** Goal **
Copy the data below exactly, omitting any picture it contains.

** Task inputs **
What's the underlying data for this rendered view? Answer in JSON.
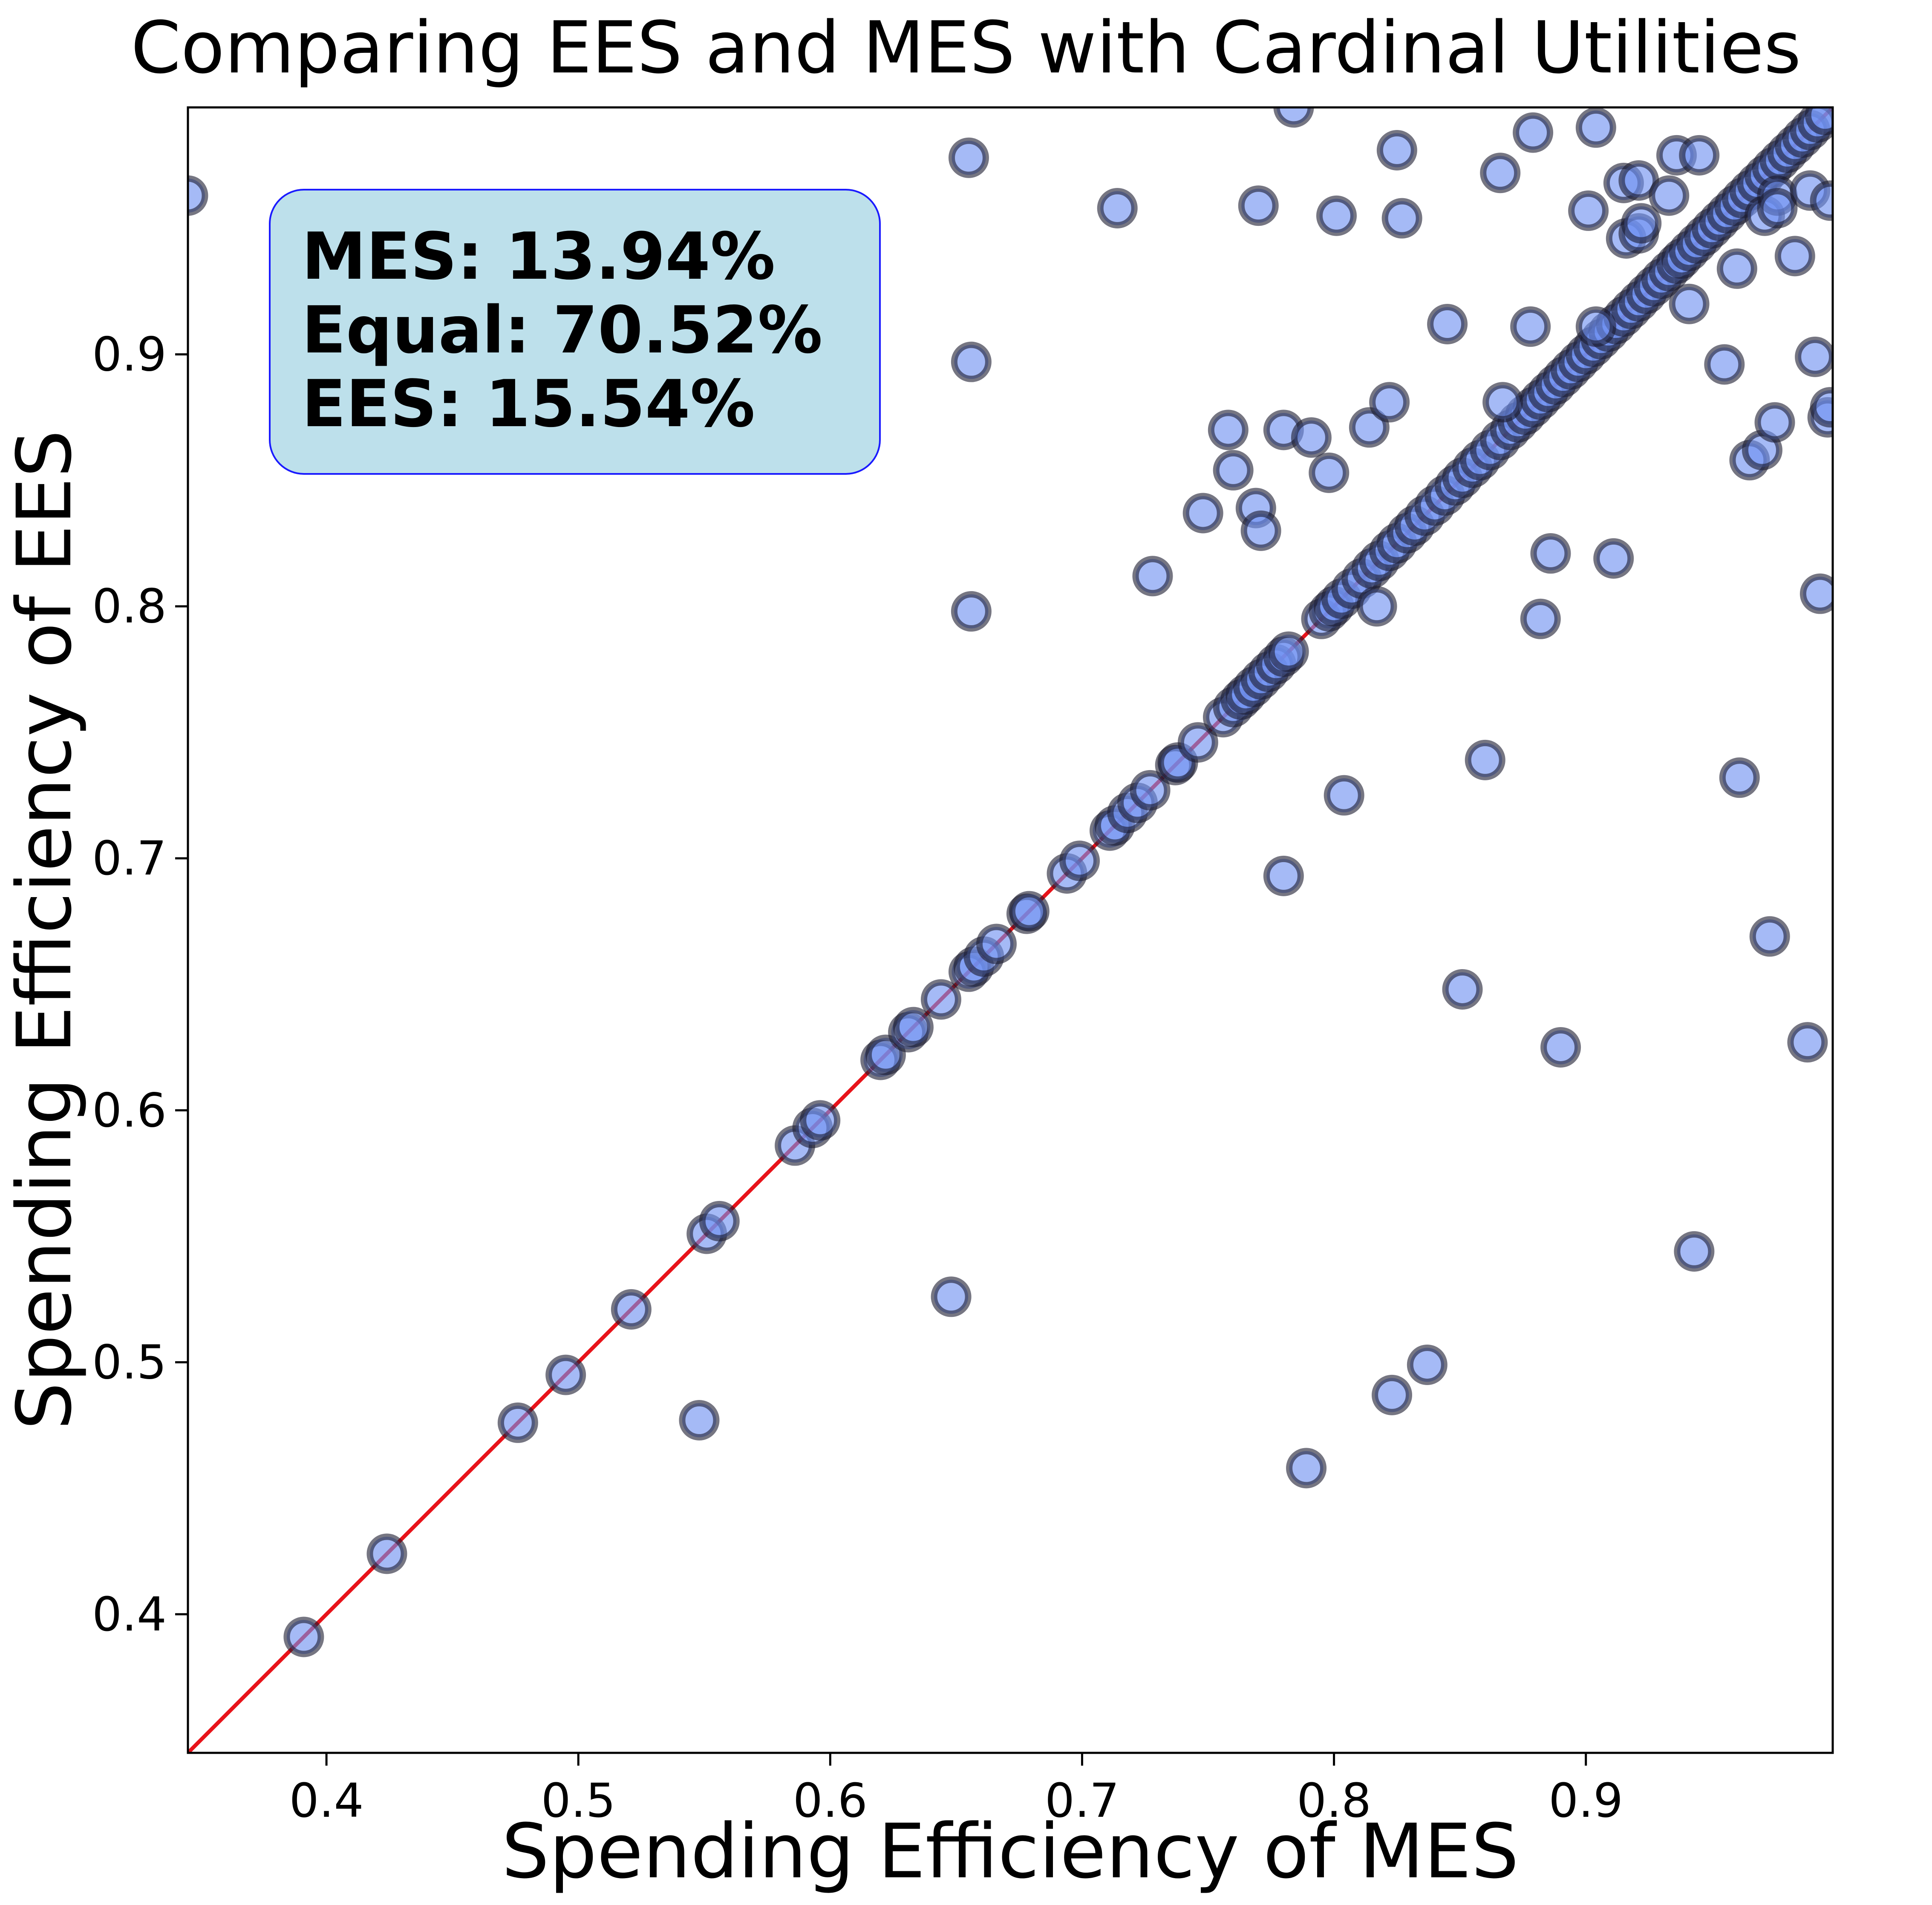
{
  "chart_data": {
    "type": "scatter",
    "title": "Comparing EES and MES with Cardinal Utilities",
    "xlabel": "Spending Efficiency of MES",
    "ylabel": "Spending Efficiency of EES",
    "xlim": [
      0.345,
      0.998
    ],
    "ylim": [
      0.345,
      0.998
    ],
    "xticks": [
      0.4,
      0.5,
      0.6,
      0.7,
      0.8,
      0.9
    ],
    "yticks": [
      0.4,
      0.5,
      0.6,
      0.7,
      0.8,
      0.9
    ],
    "xtick_labels": [
      "0.4",
      "0.5",
      "0.6",
      "0.7",
      "0.8",
      "0.9"
    ],
    "ytick_labels": [
      "0.4",
      "0.5",
      "0.6",
      "0.7",
      "0.8",
      "0.9"
    ],
    "reference_line": {
      "type": "y=x",
      "color": "#e8131a"
    },
    "marker_fill": "#6d8ff0",
    "marker_edge": "#1a1a2e",
    "stats_box": {
      "lines": [
        "MES: 13.94%",
        "Equal: 70.52%",
        "EES: 15.54%"
      ],
      "background": "#bde0eb",
      "border": "#1a1aff",
      "placement": "top-left"
    },
    "diagonal_points": [
      0.391,
      0.424,
      0.476,
      0.495,
      0.521,
      0.551,
      0.556,
      0.586,
      0.593,
      0.596,
      0.62,
      0.622,
      0.631,
      0.633,
      0.644,
      0.655,
      0.657,
      0.661,
      0.666,
      0.678,
      0.679,
      0.694,
      0.699,
      0.711,
      0.713,
      0.718,
      0.722,
      0.727,
      0.737,
      0.738,
      0.746,
      0.756,
      0.76,
      0.763,
      0.765,
      0.768,
      0.771,
      0.774,
      0.777,
      0.78,
      0.782,
      0.795,
      0.798,
      0.8,
      0.803,
      0.807,
      0.811,
      0.815,
      0.818,
      0.822,
      0.825,
      0.829,
      0.832,
      0.836,
      0.84,
      0.844,
      0.848,
      0.851,
      0.855,
      0.858,
      0.862,
      0.866,
      0.87,
      0.873,
      0.876,
      0.879,
      0.882,
      0.885,
      0.888,
      0.891,
      0.894,
      0.897,
      0.9,
      0.903,
      0.906,
      0.909,
      0.912,
      0.915,
      0.918,
      0.921,
      0.924,
      0.927,
      0.93,
      0.933,
      0.936,
      0.938,
      0.941,
      0.944,
      0.947,
      0.95,
      0.953,
      0.956,
      0.959,
      0.962,
      0.965,
      0.968,
      0.971,
      0.974,
      0.977,
      0.98,
      0.983,
      0.986,
      0.989,
      0.992,
      0.995
    ],
    "off_diagonal_points": [
      [
        0.345,
        0.963
      ],
      [
        0.655,
        0.978
      ],
      [
        0.656,
        0.897
      ],
      [
        0.656,
        0.798
      ],
      [
        0.648,
        0.526
      ],
      [
        0.548,
        0.477
      ],
      [
        0.714,
        0.958
      ],
      [
        0.728,
        0.812
      ],
      [
        0.748,
        0.837
      ],
      [
        0.758,
        0.87
      ],
      [
        0.76,
        0.854
      ],
      [
        0.769,
        0.839
      ],
      [
        0.771,
        0.83
      ],
      [
        0.77,
        0.959
      ],
      [
        0.78,
        0.87
      ],
      [
        0.78,
        0.693
      ],
      [
        0.784,
        0.998
      ],
      [
        0.791,
        0.867
      ],
      [
        0.789,
        0.458
      ],
      [
        0.798,
        0.853
      ],
      [
        0.801,
        0.955
      ],
      [
        0.804,
        0.725
      ],
      [
        0.814,
        0.871
      ],
      [
        0.817,
        0.8
      ],
      [
        0.822,
        0.881
      ],
      [
        0.825,
        0.981
      ],
      [
        0.827,
        0.954
      ],
      [
        0.823,
        0.487
      ],
      [
        0.837,
        0.499
      ],
      [
        0.845,
        0.912
      ],
      [
        0.851,
        0.648
      ],
      [
        0.86,
        0.739
      ],
      [
        0.866,
        0.972
      ],
      [
        0.867,
        0.881
      ],
      [
        0.878,
        0.911
      ],
      [
        0.879,
        0.988
      ],
      [
        0.882,
        0.795
      ],
      [
        0.886,
        0.821
      ],
      [
        0.89,
        0.625
      ],
      [
        0.901,
        0.957
      ],
      [
        0.904,
        0.99
      ],
      [
        0.904,
        0.911
      ],
      [
        0.911,
        0.819
      ],
      [
        0.915,
        0.968
      ],
      [
        0.916,
        0.946
      ],
      [
        0.921,
        0.969
      ],
      [
        0.921,
        0.948
      ],
      [
        0.922,
        0.952
      ],
      [
        0.933,
        0.963
      ],
      [
        0.936,
        0.979
      ],
      [
        0.941,
        0.92
      ],
      [
        0.945,
        0.979
      ],
      [
        0.943,
        0.544
      ],
      [
        0.955,
        0.896
      ],
      [
        0.96,
        0.934
      ],
      [
        0.961,
        0.732
      ],
      [
        0.965,
        0.858
      ],
      [
        0.97,
        0.862
      ],
      [
        0.971,
        0.955
      ],
      [
        0.976,
        0.963
      ],
      [
        0.976,
        0.958
      ],
      [
        0.975,
        0.873
      ],
      [
        0.973,
        0.669
      ],
      [
        0.983,
        0.939
      ],
      [
        0.989,
        0.965
      ],
      [
        0.991,
        0.899
      ],
      [
        0.993,
        0.805
      ],
      [
        0.988,
        0.627
      ],
      [
        0.996,
        0.875
      ],
      [
        0.997,
        0.879
      ],
      [
        0.997,
        0.961
      ]
    ]
  }
}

** Task output **
What's the underlying data for this rendered view? Answer in JSON.
{
  "chart_data": {
    "type": "scatter",
    "title": "Comparing EES and MES with Cardinal Utilities",
    "xlabel": "Spending Efficiency of MES",
    "ylabel": "Spending Efficiency of EES",
    "xlim": [
      0.345,
      0.998
    ],
    "ylim": [
      0.345,
      0.998
    ],
    "xticks": [
      0.4,
      0.5,
      0.6,
      0.7,
      0.8,
      0.9
    ],
    "yticks": [
      0.4,
      0.5,
      0.6,
      0.7,
      0.8,
      0.9
    ],
    "xtick_labels": [
      "0.4",
      "0.5",
      "0.6",
      "0.7",
      "0.8",
      "0.9"
    ],
    "ytick_labels": [
      "0.4",
      "0.5",
      "0.6",
      "0.7",
      "0.8",
      "0.9"
    ],
    "reference_line": {
      "type": "y=x",
      "color": "#e8131a"
    },
    "marker_fill": "#6d8ff0",
    "marker_edge": "#1a1a2e",
    "stats_box": {
      "lines": [
        "MES: 13.94%",
        "Equal: 70.52%",
        "EES: 15.54%"
      ],
      "background": "#bde0eb",
      "border": "#1a1aff",
      "placement": "top-left"
    },
    "diagonal_points": [
      0.391,
      0.424,
      0.476,
      0.495,
      0.521,
      0.551,
      0.556,
      0.586,
      0.593,
      0.596,
      0.62,
      0.622,
      0.631,
      0.633,
      0.644,
      0.655,
      0.657,
      0.661,
      0.666,
      0.678,
      0.679,
      0.694,
      0.699,
      0.711,
      0.713,
      0.718,
      0.722,
      0.727,
      0.737,
      0.738,
      0.746,
      0.756,
      0.76,
      0.763,
      0.765,
      0.768,
      0.771,
      0.774,
      0.777,
      0.78,
      0.782,
      0.795,
      0.798,
      0.8,
      0.803,
      0.807,
      0.811,
      0.815,
      0.818,
      0.822,
      0.825,
      0.829,
      0.832,
      0.836,
      0.84,
      0.844,
      0.848,
      0.851,
      0.855,
      0.858,
      0.862,
      0.866,
      0.87,
      0.873,
      0.876,
      0.879,
      0.882,
      0.885,
      0.888,
      0.891,
      0.894,
      0.897,
      0.9,
      0.903,
      0.906,
      0.909,
      0.912,
      0.915,
      0.918,
      0.921,
      0.924,
      0.927,
      0.93,
      0.933,
      0.936,
      0.938,
      0.941,
      0.944,
      0.947,
      0.95,
      0.953,
      0.956,
      0.959,
      0.962,
      0.965,
      0.968,
      0.971,
      0.974,
      0.977,
      0.98,
      0.983,
      0.986,
      0.989,
      0.992,
      0.995
    ],
    "off_diagonal_points": [
      [
        0.345,
        0.963
      ],
      [
        0.655,
        0.978
      ],
      [
        0.656,
        0.897
      ],
      [
        0.656,
        0.798
      ],
      [
        0.648,
        0.526
      ],
      [
        0.548,
        0.477
      ],
      [
        0.714,
        0.958
      ],
      [
        0.728,
        0.812
      ],
      [
        0.748,
        0.837
      ],
      [
        0.758,
        0.87
      ],
      [
        0.76,
        0.854
      ],
      [
        0.769,
        0.839
      ],
      [
        0.771,
        0.83
      ],
      [
        0.77,
        0.959
      ],
      [
        0.78,
        0.87
      ],
      [
        0.78,
        0.693
      ],
      [
        0.784,
        0.998
      ],
      [
        0.791,
        0.867
      ],
      [
        0.789,
        0.458
      ],
      [
        0.798,
        0.853
      ],
      [
        0.801,
        0.955
      ],
      [
        0.804,
        0.725
      ],
      [
        0.814,
        0.871
      ],
      [
        0.817,
        0.8
      ],
      [
        0.822,
        0.881
      ],
      [
        0.825,
        0.981
      ],
      [
        0.827,
        0.954
      ],
      [
        0.823,
        0.487
      ],
      [
        0.837,
        0.499
      ],
      [
        0.845,
        0.912
      ],
      [
        0.851,
        0.648
      ],
      [
        0.86,
        0.739
      ],
      [
        0.866,
        0.972
      ],
      [
        0.867,
        0.881
      ],
      [
        0.878,
        0.911
      ],
      [
        0.879,
        0.988
      ],
      [
        0.882,
        0.795
      ],
      [
        0.886,
        0.821
      ],
      [
        0.89,
        0.625
      ],
      [
        0.901,
        0.957
      ],
      [
        0.904,
        0.99
      ],
      [
        0.904,
        0.911
      ],
      [
        0.911,
        0.819
      ],
      [
        0.915,
        0.968
      ],
      [
        0.916,
        0.946
      ],
      [
        0.921,
        0.969
      ],
      [
        0.921,
        0.948
      ],
      [
        0.922,
        0.952
      ],
      [
        0.933,
        0.963
      ],
      [
        0.936,
        0.979
      ],
      [
        0.941,
        0.92
      ],
      [
        0.945,
        0.979
      ],
      [
        0.943,
        0.544
      ],
      [
        0.955,
        0.896
      ],
      [
        0.96,
        0.934
      ],
      [
        0.961,
        0.732
      ],
      [
        0.965,
        0.858
      ],
      [
        0.97,
        0.862
      ],
      [
        0.971,
        0.955
      ],
      [
        0.976,
        0.963
      ],
      [
        0.976,
        0.958
      ],
      [
        0.975,
        0.873
      ],
      [
        0.973,
        0.669
      ],
      [
        0.983,
        0.939
      ],
      [
        0.989,
        0.965
      ],
      [
        0.991,
        0.899
      ],
      [
        0.993,
        0.805
      ],
      [
        0.988,
        0.627
      ],
      [
        0.996,
        0.875
      ],
      [
        0.997,
        0.879
      ],
      [
        0.997,
        0.961
      ]
    ]
  }
}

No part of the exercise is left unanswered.